§ EXERCISE PROMPT: Count every line that has "support" in it and give the total, nothing more.

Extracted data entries
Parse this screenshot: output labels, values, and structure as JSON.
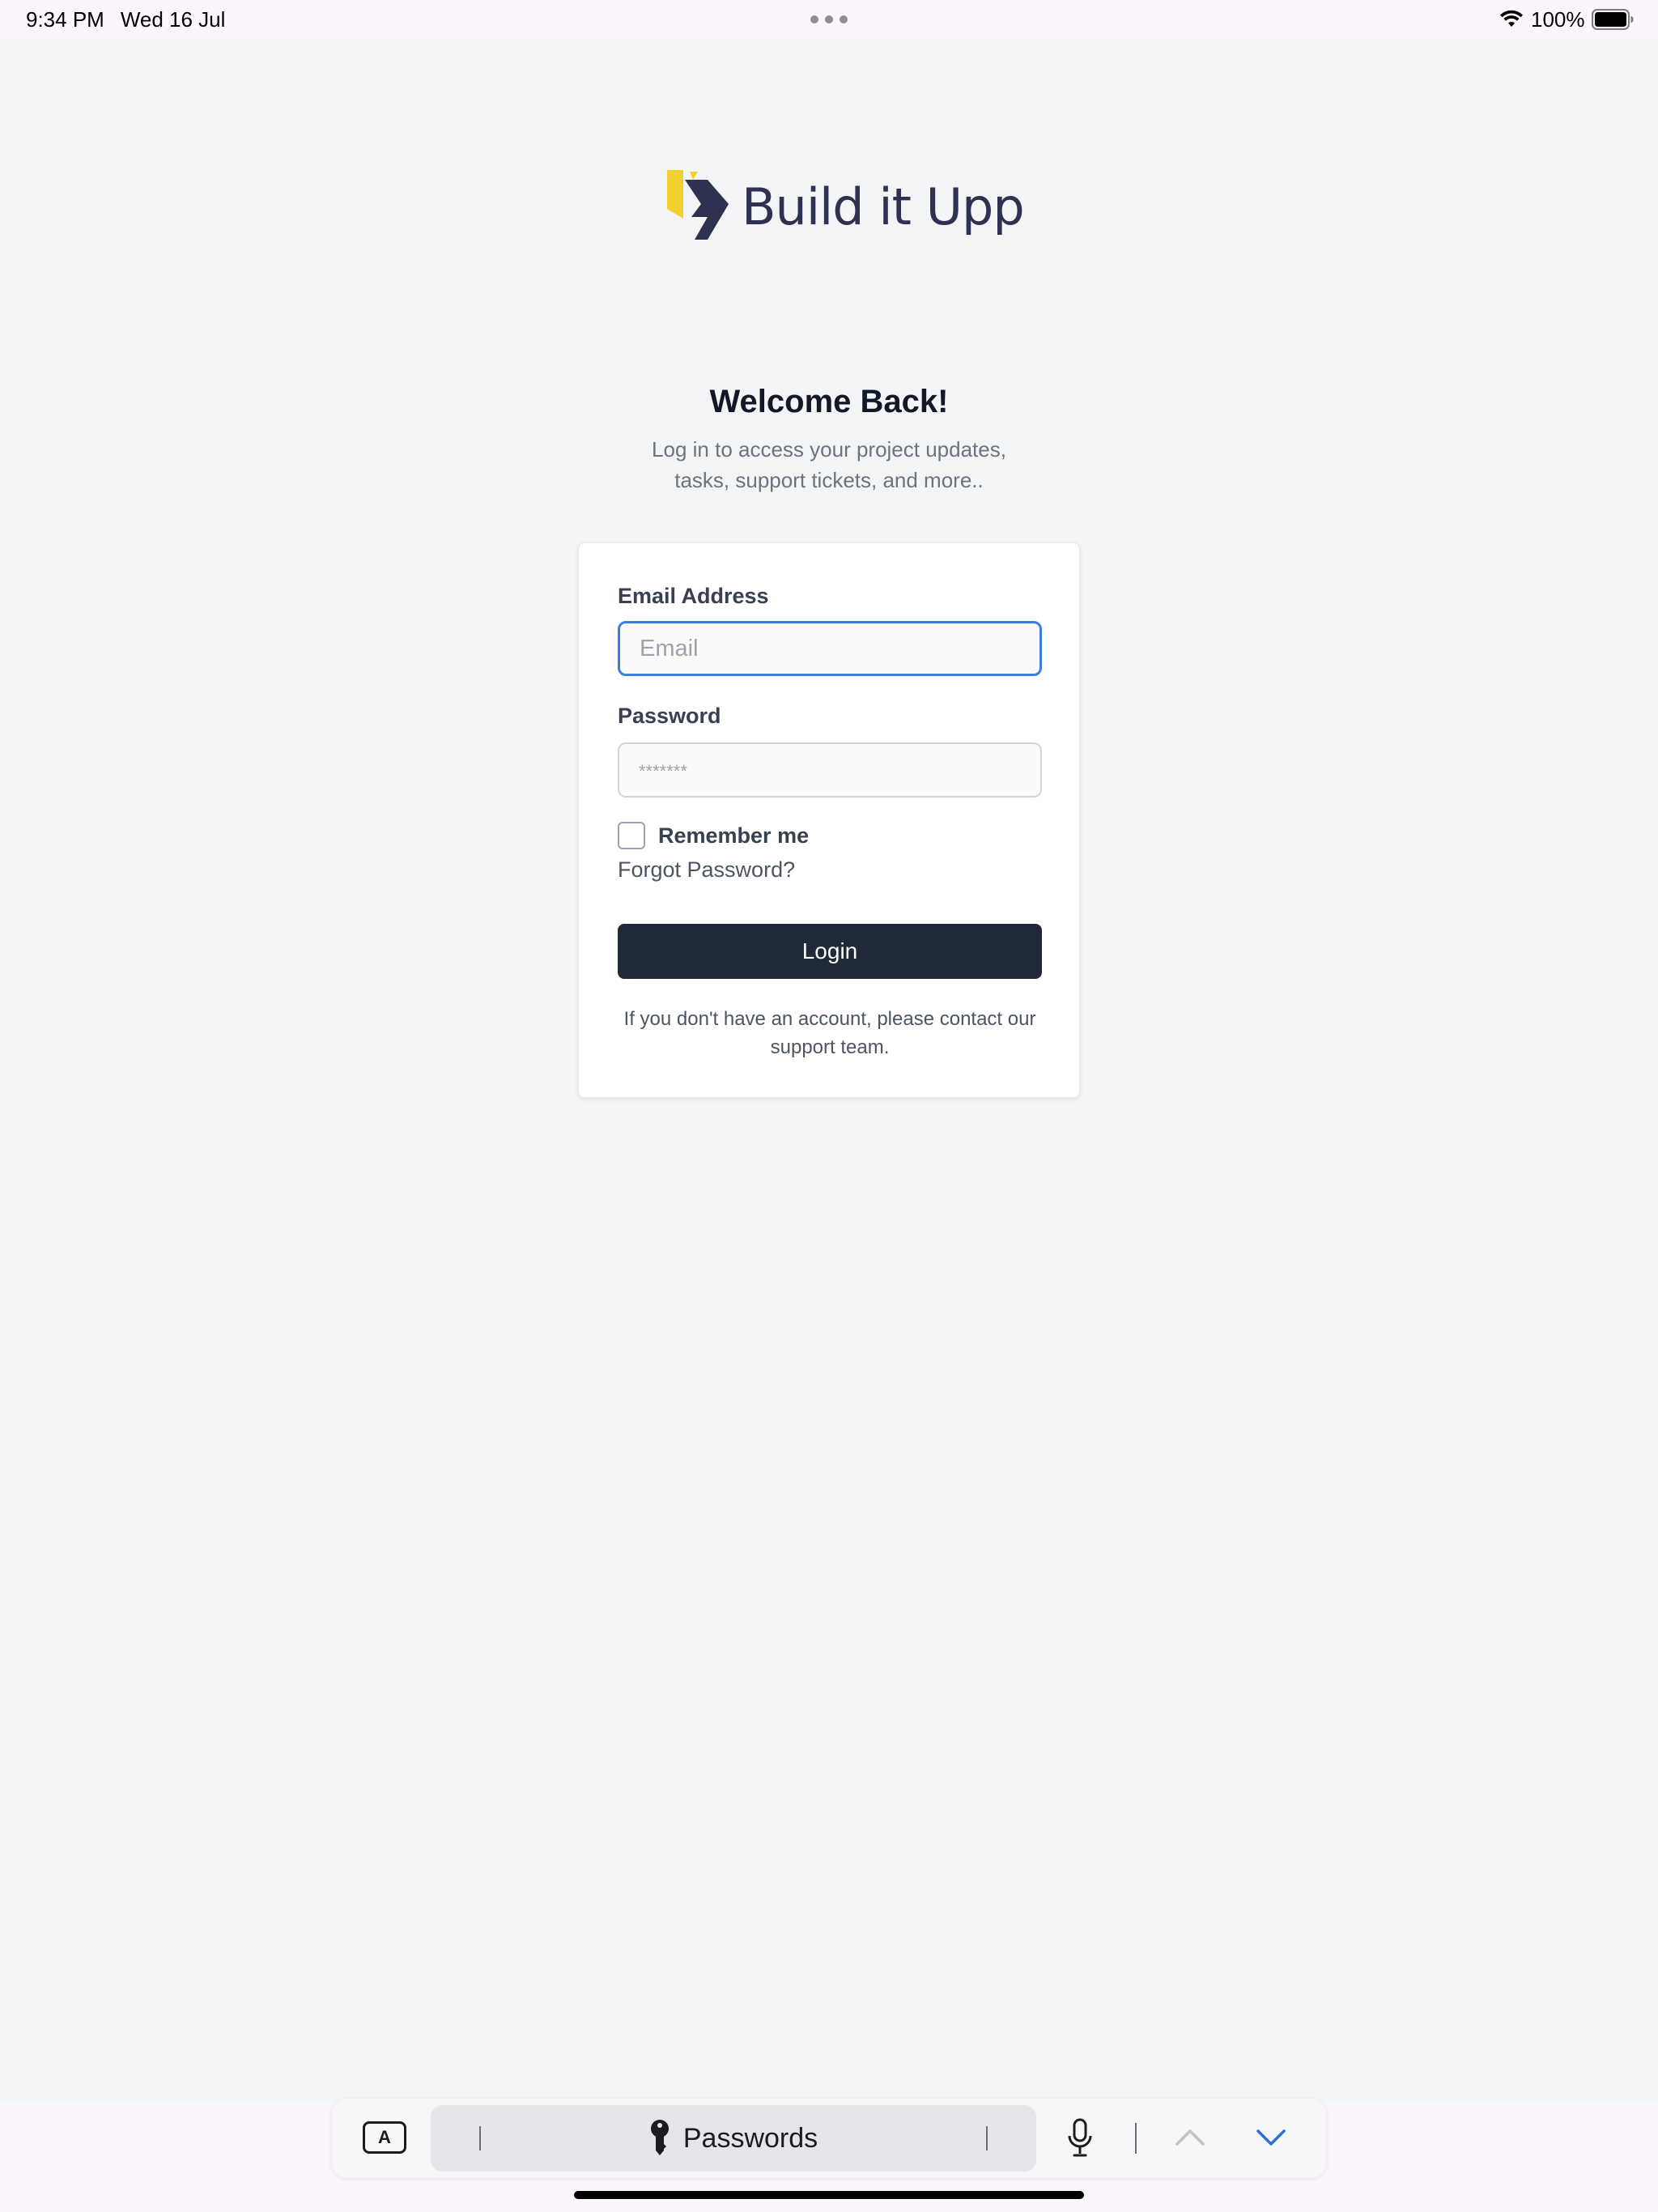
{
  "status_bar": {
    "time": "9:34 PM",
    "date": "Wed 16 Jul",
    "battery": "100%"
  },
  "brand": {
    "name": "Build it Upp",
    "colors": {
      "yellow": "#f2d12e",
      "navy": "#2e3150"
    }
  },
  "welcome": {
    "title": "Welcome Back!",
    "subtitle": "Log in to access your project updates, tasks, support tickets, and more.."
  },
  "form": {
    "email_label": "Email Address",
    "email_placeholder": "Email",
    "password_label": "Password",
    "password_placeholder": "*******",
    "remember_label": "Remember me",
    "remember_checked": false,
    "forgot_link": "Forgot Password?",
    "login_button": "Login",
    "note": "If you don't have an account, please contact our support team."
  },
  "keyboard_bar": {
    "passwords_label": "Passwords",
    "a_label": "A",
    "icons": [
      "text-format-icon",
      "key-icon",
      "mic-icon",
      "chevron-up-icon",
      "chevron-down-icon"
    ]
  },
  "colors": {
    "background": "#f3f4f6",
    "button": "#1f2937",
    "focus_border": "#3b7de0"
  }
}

§ RESPONSE: 2